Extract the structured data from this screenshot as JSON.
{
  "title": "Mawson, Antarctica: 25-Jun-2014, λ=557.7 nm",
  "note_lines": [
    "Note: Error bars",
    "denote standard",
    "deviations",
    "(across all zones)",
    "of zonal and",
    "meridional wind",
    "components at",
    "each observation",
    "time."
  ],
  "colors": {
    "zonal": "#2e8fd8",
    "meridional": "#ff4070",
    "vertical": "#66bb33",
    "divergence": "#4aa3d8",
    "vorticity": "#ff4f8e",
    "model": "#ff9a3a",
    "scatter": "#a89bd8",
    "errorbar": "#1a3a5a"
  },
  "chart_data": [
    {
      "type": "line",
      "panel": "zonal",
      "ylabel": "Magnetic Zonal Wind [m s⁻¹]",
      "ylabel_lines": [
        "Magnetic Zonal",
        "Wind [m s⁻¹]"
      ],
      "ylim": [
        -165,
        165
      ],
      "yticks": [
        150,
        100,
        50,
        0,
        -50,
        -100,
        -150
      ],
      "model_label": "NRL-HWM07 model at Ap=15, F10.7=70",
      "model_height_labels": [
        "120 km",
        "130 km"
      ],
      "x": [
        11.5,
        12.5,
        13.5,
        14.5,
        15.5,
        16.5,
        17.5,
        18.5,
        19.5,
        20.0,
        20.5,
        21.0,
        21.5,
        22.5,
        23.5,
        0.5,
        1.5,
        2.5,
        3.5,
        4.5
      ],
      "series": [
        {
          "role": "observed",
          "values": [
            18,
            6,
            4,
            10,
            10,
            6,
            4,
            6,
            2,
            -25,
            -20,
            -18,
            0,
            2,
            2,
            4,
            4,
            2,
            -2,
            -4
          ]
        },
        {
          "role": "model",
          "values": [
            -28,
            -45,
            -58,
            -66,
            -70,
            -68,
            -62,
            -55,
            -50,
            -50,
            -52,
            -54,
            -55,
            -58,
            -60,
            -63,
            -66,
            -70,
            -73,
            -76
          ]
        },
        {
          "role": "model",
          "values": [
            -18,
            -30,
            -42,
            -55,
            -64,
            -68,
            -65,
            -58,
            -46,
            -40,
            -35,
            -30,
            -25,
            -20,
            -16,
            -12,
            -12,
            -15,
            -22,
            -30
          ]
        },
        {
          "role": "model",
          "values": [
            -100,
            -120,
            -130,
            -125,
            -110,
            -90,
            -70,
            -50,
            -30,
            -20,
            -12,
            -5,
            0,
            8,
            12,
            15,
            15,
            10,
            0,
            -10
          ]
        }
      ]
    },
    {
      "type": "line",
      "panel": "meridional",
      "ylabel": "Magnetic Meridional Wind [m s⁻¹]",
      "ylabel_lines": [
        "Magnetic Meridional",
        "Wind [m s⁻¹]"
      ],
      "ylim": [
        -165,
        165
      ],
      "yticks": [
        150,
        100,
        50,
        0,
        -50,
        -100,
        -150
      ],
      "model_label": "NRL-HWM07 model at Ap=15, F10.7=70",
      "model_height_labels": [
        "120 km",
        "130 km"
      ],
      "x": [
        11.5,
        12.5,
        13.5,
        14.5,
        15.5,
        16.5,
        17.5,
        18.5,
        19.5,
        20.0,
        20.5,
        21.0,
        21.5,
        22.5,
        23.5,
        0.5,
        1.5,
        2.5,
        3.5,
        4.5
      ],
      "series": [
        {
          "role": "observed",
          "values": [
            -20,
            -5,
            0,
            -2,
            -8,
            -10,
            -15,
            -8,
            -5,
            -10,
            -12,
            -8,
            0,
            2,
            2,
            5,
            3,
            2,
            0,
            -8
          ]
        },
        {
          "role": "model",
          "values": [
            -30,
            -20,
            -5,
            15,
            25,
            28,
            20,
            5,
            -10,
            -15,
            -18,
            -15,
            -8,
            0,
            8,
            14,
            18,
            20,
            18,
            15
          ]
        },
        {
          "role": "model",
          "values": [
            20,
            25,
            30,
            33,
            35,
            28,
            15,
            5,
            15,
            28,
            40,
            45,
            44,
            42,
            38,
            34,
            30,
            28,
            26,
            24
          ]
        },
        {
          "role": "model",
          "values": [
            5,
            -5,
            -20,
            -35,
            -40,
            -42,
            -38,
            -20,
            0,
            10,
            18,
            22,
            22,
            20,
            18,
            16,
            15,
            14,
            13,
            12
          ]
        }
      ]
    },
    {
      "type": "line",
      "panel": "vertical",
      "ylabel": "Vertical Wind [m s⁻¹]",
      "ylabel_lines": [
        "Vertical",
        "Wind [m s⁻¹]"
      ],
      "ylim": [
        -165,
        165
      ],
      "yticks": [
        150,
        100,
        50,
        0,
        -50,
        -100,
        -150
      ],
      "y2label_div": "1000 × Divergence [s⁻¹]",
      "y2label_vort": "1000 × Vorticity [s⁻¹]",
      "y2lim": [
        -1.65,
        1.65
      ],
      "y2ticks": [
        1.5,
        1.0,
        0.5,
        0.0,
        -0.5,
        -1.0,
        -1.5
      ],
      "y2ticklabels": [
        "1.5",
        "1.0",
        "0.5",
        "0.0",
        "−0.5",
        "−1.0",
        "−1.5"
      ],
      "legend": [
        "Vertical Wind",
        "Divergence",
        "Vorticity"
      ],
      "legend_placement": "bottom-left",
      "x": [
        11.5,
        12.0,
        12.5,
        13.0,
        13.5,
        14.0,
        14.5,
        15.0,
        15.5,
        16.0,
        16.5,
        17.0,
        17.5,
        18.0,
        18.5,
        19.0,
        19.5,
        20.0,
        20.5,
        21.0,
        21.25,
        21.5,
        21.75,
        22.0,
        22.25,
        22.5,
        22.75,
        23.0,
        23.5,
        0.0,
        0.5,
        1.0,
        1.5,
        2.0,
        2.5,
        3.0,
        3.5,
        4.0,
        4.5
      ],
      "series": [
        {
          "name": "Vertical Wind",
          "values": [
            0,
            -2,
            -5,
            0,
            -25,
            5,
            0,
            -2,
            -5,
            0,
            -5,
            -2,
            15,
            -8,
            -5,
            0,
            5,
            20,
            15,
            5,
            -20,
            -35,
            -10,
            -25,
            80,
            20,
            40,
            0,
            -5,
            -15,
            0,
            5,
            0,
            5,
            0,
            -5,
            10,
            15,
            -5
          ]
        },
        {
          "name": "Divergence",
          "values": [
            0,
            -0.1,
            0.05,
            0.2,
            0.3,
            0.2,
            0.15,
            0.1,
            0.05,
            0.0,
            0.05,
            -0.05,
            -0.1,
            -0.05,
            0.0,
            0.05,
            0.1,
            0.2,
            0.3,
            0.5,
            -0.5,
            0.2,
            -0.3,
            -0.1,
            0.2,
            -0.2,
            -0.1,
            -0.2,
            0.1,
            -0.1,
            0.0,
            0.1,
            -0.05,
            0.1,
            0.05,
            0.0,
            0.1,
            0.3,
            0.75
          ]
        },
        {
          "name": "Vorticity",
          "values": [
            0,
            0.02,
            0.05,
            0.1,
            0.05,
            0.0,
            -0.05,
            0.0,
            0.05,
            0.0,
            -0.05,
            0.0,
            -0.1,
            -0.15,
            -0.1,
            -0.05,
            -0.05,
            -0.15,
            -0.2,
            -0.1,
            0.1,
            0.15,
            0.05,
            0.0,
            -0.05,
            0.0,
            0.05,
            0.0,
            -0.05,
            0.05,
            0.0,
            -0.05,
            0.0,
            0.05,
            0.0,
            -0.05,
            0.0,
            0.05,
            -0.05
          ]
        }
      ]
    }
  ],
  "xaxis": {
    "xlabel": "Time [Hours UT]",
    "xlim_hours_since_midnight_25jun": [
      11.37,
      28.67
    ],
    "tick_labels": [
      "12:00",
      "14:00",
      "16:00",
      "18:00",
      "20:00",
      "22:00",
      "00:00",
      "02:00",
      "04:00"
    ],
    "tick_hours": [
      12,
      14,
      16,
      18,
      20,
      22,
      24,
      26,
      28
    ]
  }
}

::::::::::

• EXERCISE
Each line above that includes "panel" should be shown.

• WRITTEN ANSWER
      "panel": "zonal",
      "panel": "meridional",
      "panel": "vertical",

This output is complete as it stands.